◆ **Your goal**
Exact repetition of every entry is required.

◆ **Data for processing**
++++++++++++++++++++

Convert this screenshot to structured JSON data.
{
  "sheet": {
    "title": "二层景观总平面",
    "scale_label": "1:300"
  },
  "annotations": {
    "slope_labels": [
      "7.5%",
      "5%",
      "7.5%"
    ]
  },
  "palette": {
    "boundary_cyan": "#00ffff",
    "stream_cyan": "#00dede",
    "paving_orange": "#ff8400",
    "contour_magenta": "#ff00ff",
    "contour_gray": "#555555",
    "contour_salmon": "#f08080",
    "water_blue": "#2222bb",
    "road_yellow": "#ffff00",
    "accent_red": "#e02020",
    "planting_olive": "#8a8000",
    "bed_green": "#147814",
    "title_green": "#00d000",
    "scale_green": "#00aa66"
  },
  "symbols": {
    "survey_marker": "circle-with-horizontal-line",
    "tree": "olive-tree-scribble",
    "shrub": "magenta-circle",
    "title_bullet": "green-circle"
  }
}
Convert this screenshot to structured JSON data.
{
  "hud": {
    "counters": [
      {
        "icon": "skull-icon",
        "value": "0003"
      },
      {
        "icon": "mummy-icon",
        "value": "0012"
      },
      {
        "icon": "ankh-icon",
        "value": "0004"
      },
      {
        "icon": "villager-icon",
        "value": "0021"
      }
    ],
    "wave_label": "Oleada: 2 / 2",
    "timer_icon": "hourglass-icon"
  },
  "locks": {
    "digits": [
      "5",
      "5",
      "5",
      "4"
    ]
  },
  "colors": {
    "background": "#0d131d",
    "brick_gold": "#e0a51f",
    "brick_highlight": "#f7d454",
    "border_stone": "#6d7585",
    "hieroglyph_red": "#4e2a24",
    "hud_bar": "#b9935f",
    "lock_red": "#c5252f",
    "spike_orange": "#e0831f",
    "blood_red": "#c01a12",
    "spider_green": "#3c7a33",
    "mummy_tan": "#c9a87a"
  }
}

++++++++++++++++++++

◆ **Reply to the exercise**
Convert this screenshot to structured JSON data.
{
  "sheet": {
    "title": "二层景观总平面",
    "scale_label": "1:300"
  },
  "annotations": {
    "slope_labels": [
      "7.5%",
      "5%",
      "7.5%"
    ]
  },
  "palette": {
    "boundary_cyan": "#00ffff",
    "stream_cyan": "#00dede",
    "paving_orange": "#ff8400",
    "contour_magenta": "#ff00ff",
    "contour_gray": "#555555",
    "contour_salmon": "#f08080",
    "water_blue": "#2222bb",
    "road_yellow": "#ffff00",
    "accent_red": "#e02020",
    "planting_olive": "#8a8000",
    "bed_green": "#147814",
    "title_green": "#00d000",
    "scale_green": "#00aa66"
  },
  "symbols": {
    "survey_marker": "circle-with-horizontal-line",
    "tree": "olive-tree-scribble",
    "shrub": "magenta-circle",
    "title_bullet": "green-circle"
  }
}
Convert this screenshot to structured JSON data.
{
  "hud": {
    "counters": [
      {
        "icon": "skull-icon",
        "value": "0003"
      },
      {
        "icon": "mummy-icon",
        "value": "0012"
      },
      {
        "icon": "ankh-icon",
        "value": "0004"
      },
      {
        "icon": "villager-icon",
        "value": "0021"
      }
    ],
    "wave_label": "Oleada: 2 / 2",
    "timer_icon": "hourglass-icon"
  },
  "locks": {
    "digits": [
      "5",
      "5",
      "5",
      "4"
    ]
  },
  "colors": {
    "background": "#0d131d",
    "brick_gold": "#e0a51f",
    "brick_highlight": "#f7d454",
    "border_stone": "#6d7585",
    "hieroglyph_red": "#4e2a24",
    "hud_bar": "#b9935f",
    "lock_red": "#c5252f",
    "spike_orange": "#e0831f",
    "blood_red": "#c01a12",
    "spider_green": "#3c7a33",
    "mummy_tan": "#c9a87a"
  }
}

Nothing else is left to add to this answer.